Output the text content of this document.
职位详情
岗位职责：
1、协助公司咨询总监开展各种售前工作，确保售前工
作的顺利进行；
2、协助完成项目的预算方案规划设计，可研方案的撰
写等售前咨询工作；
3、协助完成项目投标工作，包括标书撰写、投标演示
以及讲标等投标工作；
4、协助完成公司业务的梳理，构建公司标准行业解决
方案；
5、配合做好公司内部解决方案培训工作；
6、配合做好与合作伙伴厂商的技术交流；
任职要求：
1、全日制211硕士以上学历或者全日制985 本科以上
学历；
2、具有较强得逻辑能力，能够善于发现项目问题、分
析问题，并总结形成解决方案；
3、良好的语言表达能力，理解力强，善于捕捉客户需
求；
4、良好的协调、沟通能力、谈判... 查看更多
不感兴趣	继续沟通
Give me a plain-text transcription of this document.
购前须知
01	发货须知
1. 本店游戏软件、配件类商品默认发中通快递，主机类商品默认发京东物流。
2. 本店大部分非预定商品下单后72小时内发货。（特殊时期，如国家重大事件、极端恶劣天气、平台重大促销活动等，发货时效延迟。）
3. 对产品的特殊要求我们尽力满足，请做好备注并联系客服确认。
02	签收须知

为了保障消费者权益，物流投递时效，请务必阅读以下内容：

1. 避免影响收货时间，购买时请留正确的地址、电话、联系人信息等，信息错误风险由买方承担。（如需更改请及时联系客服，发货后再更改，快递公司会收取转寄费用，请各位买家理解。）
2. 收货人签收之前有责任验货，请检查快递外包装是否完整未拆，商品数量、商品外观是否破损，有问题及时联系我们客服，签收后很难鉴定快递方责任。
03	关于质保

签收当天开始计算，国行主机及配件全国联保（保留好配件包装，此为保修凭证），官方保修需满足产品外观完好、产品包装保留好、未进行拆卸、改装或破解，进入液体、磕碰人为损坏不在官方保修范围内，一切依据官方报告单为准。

- _Exercise aim_:
Extract, word for word, each line of the listing above.

- _Written answer_:
Output the text content of this document.
职位详情
岗位职责：
1、协助公司咨询总监开展各种售前工作，确保售前工
作的顺利进行；
2、协助完成项目的预算方案规划设计，可研方案的撰
写等售前咨询工作；
3、协助完成项目投标工作，包括标书撰写、投标演示
以及讲标等投标工作；
4、协助完成公司业务的梳理，构建公司标准行业解决
方案；
5、配合做好公司内部解决方案培训工作；
6、配合做好与合作伙伴厂商的技术交流；
任职要求：
1、全日制211硕士以上学历或者全日制985 本科以上
学历；
2、具有较强得逻辑能力，能够善于发现项目问题、分
析问题，并总结形成解决方案；
3、良好的语言表达能力，理解力强，善于捕捉客户需
求；
4、良好的协调、沟通能力、谈判... 查看更多
不感兴趣	继续沟通
Give me a plain-text transcription of this document.
购前须知
01	发货须知
1. 本店游戏软件、配件类商品默认发中通快递，主机类商品默认发京东物流。
2. 本店大部分非预定商品下单后72小时内发货。（特殊时期，如国家重大事件、极端恶劣天气、平台重大促销活动等，发货时效延迟。）
3. 对产品的特殊要求我们尽力满足，请做好备注并联系客服确认。
02	签收须知

为了保障消费者权益，物流投递时效，请务必阅读以下内容：

1. 避免影响收货时间，购买时请留正确的地址、电话、联系人信息等，信息错误风险由买方承担。（如需更改请及时联系客服，发货后再更改，快递公司会收取转寄费用，请各位买家理解。）
2. 收货人签收之前有责任验货，请检查快递外包装是否完整未拆，商品数量、商品外观是否破损，有问题及时联系我们客服，签收后很难鉴定快递方责任。
03	关于质保

签收当天开始计算，国行主机及配件全国联保（保留好配件包装，此为保修凭证），官方保修需满足产品外观完好、产品包装保留好、未进行拆卸、改装或破解，进入液体、磕碰人为损坏不在官方保修范围内，一切依据官方报告单为准。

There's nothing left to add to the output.